= Text section =
This is an archive of the discontinued LLVM Phabricator instance.

[syntax] Introduce a TokenManager interface.
ClosedPublic

Authored by hokein on Jun 23 2022, 2:12 AM.

Details

Summary

The TokenManager defines Token interfaces for the clang syntax-tree. This is level of
abstraction that the syntax-tree should use to operate on Tokens.

It decouples the syntax-tree from a particular token implementation (TokenBuffer
previously). This enables us to use a different underlying token implementation
for the syntax Leaf node -- in clang pseudoparser, we want to produce a
syntax-tree with its own pseudo::Token rather than syntax::Token.

Diff Detail

Event Timeline

hokein created this revision.Jun 23 2022, 2:12 AM
Herald added a project: Restricted Project. · View Herald TranscriptJun 23 2022, 2:12 AM
hokein requested review of this revision.Jun 23 2022, 2:12 AM
Herald added a project: Restricted Project. · View Herald TranscriptJun 23 2022, 2:12 AM

As discussed offline this has some problems:

  • putting virtual methods on BaseToken gives it a vtable, which makes it (and syntax::Token) large
  • being able to use ArrayRef<syntax::Token> but not ArrayRef<BaseToken> is a bit weird
  • unusual uses of inheritance can be hard to reason about

We suggested rather having Leaf store an opaque ID.
Callers who know what kind of tokens are in use can use this to associate with the original token.
For generic use (e.g dump()), we can have a TokenManager interface which provides the common operations (like getText()). This generalizes where SourceManager is needed today.

hokein updated this revision to Diff 439705.Jun 24 2022, 5:04 AM

Revised to the TokenManager approach:

  • Inroduce a Base Token class (TokenManager) for syntax-tree, the motivation is to allow using different underlying token implementation in syntax-tree
  • Decouple the syntax-tree from the TokenBuffer:
    • syntax-tree structure (Tree.h) doesn't depend on the TokenBuffer, SourceManager Source location etc, it communicates with TokenManager interfaces;
    • syntax-tree Arena is simpler, the token-managing responsiblity is transferred to TokenManager;
    • in SyntaxTree directory, we implement a TokenBuffer-based SyntaxTokenManager, which mangues all token-related stuff
    • For the mutation/replacement computation APIs, currently they only work on a TokenBuffer-based token manager. Asssertion will be raised if it is not satisfied. It is an NFC change

I'm quite happy about the interfaces now, it should be in a good shape for the API review (would be nice to get some initial feedback before I do further cleanup).

= Complete the following =
A. Answer these questions about the TokenManager code review:
(i) Who authored the revision?
(ii) What drawback of putting virtual methods on BaseToken is listed?
(iii) To which diff number was the revision updated on Jun 24 2022?
B. In the records, reproduce without changes the lines from the one containing "x-tick-label: 140: [664, 703, 702, 727]" to the one containing "y-axis-title: ξ_hh(r)/b²: [18, 298, 51, 437]", including both of those lines, and output nothing else.
The records that come next have no connection to the code review text.

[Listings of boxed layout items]
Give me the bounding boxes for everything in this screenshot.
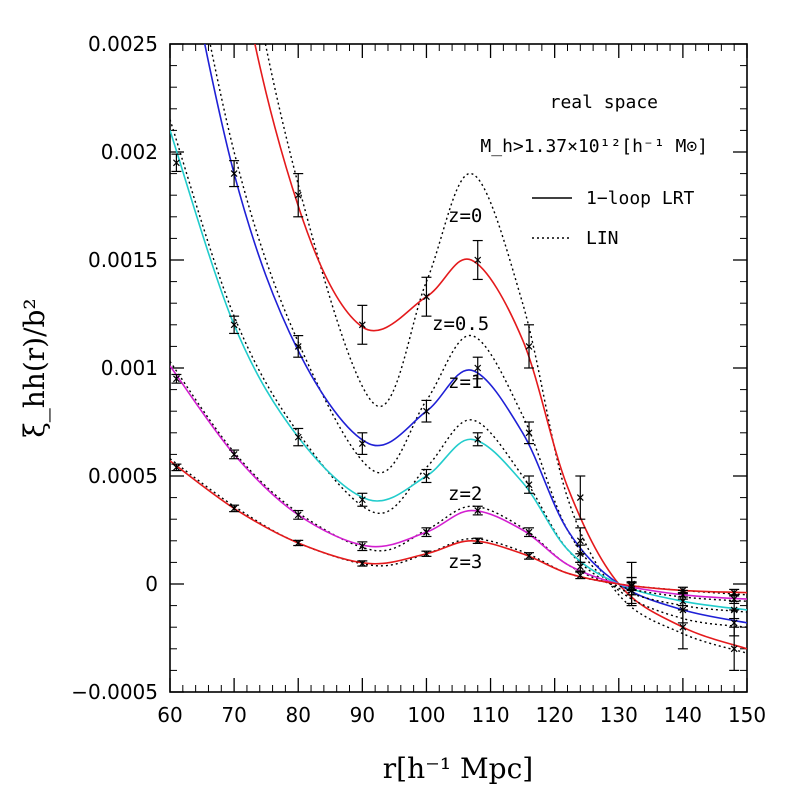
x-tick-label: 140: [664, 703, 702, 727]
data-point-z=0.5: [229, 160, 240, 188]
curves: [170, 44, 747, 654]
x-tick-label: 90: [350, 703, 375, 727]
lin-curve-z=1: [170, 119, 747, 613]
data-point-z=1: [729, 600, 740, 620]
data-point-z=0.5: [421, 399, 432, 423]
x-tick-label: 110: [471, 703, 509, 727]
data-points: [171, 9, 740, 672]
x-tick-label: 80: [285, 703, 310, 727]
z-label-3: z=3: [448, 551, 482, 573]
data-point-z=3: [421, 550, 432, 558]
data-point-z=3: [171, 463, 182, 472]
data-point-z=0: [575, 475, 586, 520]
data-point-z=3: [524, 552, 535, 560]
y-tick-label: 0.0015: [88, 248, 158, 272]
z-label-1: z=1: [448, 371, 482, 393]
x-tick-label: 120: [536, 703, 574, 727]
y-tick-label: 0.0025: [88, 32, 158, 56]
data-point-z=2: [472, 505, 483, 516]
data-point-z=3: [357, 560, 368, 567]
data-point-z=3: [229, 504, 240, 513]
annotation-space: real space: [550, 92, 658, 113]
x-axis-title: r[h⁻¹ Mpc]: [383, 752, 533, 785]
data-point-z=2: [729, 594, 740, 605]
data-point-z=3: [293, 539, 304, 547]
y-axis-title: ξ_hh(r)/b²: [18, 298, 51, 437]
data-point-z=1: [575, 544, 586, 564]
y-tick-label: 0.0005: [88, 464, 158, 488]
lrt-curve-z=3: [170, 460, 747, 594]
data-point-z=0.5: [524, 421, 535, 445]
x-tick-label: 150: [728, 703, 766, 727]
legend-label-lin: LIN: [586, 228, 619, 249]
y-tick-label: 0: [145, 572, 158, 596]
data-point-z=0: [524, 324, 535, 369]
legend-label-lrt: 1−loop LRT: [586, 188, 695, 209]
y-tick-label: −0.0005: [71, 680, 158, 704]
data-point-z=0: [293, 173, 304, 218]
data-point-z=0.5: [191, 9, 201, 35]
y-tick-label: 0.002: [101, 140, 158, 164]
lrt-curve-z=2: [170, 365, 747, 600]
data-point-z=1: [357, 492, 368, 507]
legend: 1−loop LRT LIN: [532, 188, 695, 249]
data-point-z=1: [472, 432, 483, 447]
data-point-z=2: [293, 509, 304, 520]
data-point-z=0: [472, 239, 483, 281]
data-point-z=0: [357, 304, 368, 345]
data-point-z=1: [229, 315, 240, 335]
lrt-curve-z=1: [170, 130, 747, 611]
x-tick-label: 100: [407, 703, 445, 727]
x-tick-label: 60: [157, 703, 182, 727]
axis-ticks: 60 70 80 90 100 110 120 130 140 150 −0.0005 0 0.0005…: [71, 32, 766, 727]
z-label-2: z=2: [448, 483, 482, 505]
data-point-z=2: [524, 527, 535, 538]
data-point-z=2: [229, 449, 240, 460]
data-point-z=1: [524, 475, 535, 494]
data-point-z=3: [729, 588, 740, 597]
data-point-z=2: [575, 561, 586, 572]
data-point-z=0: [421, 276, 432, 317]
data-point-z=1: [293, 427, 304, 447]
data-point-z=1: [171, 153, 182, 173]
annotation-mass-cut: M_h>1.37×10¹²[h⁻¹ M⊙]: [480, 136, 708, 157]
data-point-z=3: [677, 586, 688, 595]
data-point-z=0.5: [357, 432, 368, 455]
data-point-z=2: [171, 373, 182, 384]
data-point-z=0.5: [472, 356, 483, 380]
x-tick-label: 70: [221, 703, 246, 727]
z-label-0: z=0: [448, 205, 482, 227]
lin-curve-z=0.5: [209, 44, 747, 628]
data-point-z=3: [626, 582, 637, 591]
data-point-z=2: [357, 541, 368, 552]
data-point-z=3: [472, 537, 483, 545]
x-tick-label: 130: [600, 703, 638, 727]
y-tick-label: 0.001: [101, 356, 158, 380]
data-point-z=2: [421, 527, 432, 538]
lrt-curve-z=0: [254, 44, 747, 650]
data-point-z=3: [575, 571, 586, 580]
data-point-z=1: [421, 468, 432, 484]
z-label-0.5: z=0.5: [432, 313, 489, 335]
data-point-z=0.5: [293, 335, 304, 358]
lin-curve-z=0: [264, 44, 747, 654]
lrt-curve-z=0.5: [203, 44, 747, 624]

--

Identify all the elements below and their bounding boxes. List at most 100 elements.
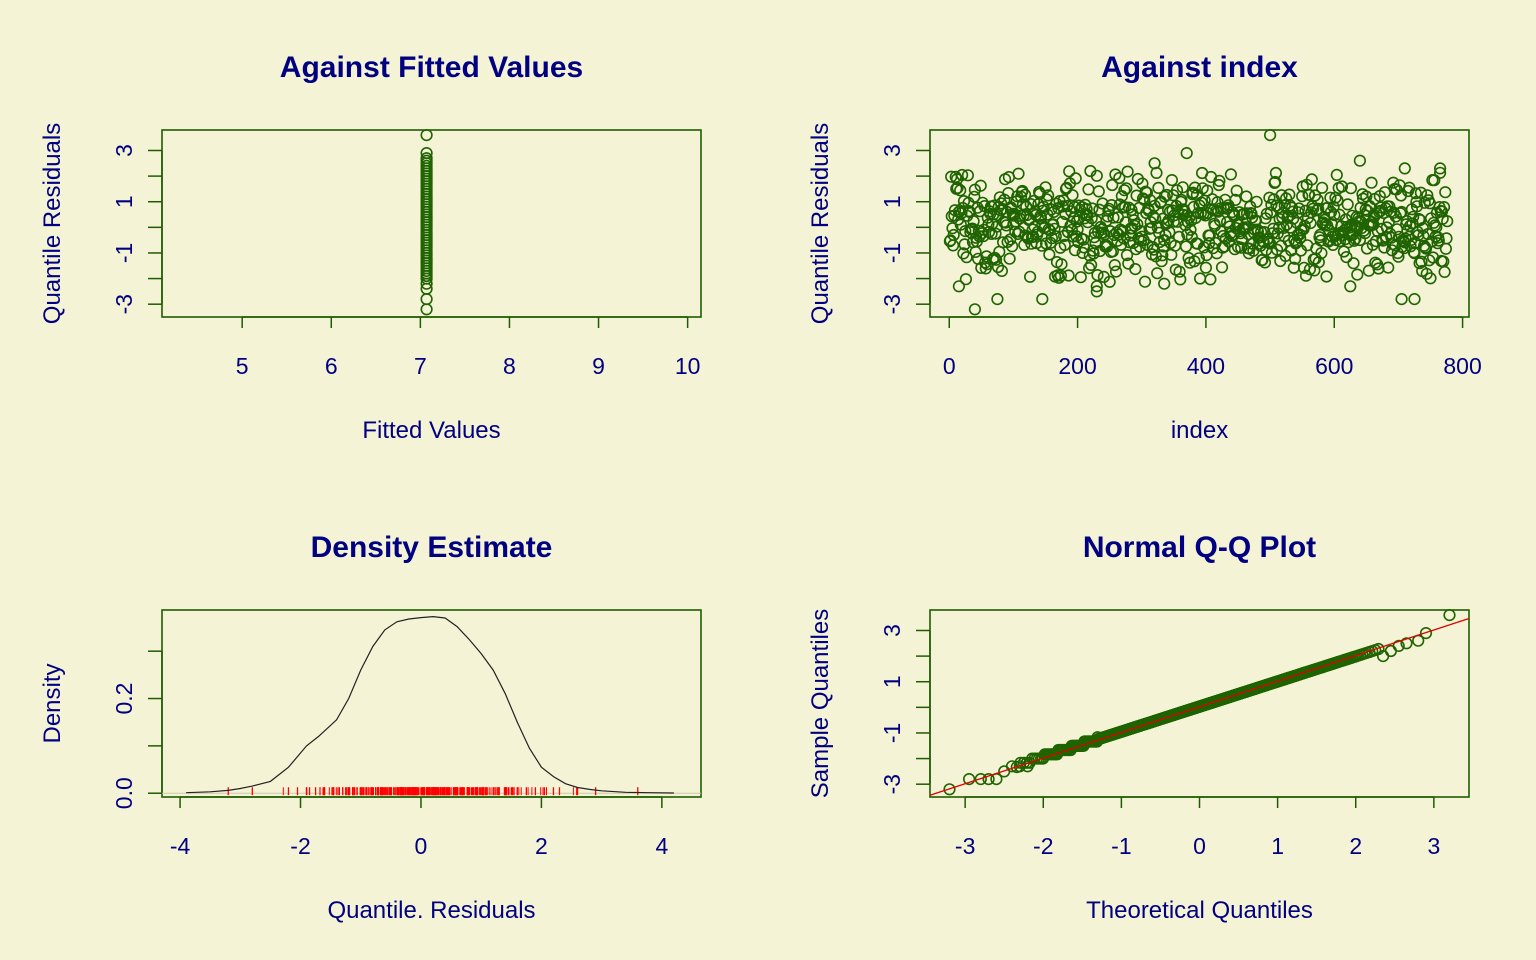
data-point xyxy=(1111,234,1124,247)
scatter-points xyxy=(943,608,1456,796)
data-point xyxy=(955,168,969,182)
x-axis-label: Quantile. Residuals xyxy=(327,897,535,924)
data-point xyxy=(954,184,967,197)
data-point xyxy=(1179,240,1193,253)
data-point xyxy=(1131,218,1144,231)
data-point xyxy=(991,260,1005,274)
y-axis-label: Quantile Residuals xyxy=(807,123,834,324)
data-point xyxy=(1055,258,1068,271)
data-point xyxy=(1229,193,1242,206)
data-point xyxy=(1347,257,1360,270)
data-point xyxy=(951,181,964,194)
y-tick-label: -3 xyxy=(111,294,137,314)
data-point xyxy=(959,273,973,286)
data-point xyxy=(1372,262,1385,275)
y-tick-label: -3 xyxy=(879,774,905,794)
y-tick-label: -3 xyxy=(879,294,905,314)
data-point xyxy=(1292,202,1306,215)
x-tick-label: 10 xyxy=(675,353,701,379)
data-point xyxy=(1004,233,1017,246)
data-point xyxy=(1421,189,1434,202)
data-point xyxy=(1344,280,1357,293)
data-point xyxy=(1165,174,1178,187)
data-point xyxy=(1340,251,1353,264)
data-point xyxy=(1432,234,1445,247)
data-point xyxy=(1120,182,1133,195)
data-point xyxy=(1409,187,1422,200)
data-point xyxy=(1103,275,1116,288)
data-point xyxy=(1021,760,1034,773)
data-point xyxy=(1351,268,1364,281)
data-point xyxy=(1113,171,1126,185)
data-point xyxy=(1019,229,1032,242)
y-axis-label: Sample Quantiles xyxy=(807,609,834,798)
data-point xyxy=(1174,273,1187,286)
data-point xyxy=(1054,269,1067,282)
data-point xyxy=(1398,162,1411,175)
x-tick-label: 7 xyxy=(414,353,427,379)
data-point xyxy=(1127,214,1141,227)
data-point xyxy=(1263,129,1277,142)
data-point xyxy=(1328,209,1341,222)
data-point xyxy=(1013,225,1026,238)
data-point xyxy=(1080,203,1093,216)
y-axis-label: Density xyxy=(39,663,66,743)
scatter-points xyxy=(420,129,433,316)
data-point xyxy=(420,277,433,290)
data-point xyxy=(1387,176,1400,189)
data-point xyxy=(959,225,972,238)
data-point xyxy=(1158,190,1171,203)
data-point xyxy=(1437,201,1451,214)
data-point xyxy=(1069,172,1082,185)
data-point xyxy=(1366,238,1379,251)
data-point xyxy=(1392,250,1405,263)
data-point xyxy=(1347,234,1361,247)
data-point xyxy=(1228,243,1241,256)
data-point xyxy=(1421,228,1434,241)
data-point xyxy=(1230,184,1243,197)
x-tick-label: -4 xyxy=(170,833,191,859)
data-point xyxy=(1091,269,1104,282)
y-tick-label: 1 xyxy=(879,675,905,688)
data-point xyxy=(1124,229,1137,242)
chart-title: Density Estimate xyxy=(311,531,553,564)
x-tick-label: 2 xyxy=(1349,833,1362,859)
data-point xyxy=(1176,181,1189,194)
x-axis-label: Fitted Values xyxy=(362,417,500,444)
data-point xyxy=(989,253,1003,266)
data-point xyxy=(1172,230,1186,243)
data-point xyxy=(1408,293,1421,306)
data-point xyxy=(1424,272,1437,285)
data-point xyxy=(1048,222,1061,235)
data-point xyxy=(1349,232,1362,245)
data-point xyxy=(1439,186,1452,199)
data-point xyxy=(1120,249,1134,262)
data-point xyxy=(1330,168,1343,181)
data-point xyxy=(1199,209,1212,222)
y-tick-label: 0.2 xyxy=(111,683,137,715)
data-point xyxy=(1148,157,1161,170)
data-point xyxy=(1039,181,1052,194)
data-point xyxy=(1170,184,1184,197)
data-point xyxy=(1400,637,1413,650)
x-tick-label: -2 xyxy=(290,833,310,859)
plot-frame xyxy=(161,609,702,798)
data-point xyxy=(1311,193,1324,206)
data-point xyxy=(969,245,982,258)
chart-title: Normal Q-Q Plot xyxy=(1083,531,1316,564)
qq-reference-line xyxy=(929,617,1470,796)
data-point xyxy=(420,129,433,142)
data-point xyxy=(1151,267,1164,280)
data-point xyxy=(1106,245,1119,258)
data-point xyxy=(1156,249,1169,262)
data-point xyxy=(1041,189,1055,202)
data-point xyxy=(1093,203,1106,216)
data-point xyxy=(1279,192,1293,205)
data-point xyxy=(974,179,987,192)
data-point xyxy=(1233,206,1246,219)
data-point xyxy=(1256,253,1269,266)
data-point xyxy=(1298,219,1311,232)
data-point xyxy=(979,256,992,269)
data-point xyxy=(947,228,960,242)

= Task responses =
A.
(i) hokein
(ii) It gives BaseToken a vtable, which makes it (and syntax::Token) large.
(iii) Diff 439705

B.
x-tick-label: 140: [664, 703, 702, 727]
data-point-z=0.5: [229, 160, 240, 188]
curves: [170, 44, 747, 654]
x-tick-label: 90: [350, 703, 375, 727]
lin-curve-z=1: [170, 119, 747, 613]
data-point-z=1: [729, 600, 740, 620]
data-point-z=0.5: [421, 399, 432, 423]
x-tick-label: 110: [471, 703, 509, 727]
data-points: [171, 9, 740, 672]
x-tick-label: 80: [285, 703, 310, 727]
z-label-3: z=3: [448, 551, 482, 573]
data-point-z=3: [421, 550, 432, 558]
data-point-z=3: [171, 463, 182, 472]
data-point-z=0: [575, 475, 586, 520]
data-point-z=3: [524, 552, 535, 560]
y-tick-label: 0.0015: [88, 248, 158, 272]
z-label-1: z=1: [448, 371, 482, 393]
x-tick-label: 120: [536, 703, 574, 727]
y-tick-label: 0.0025: [88, 32, 158, 56]
data-point-z=2: [472, 505, 483, 516]
data-point-z=3: [357, 560, 368, 567]
data-point-z=3: [229, 504, 240, 513]
annotation-space: real space: [550, 92, 658, 113]
x-axis-title: r[h⁻¹ Mpc]: [383, 752, 533, 785]
data-point-z=2: [729, 594, 740, 605]
data-point-z=3: [293, 539, 304, 547]
y-axis-title: ξ_hh(r)/b²: [18, 298, 51, 437]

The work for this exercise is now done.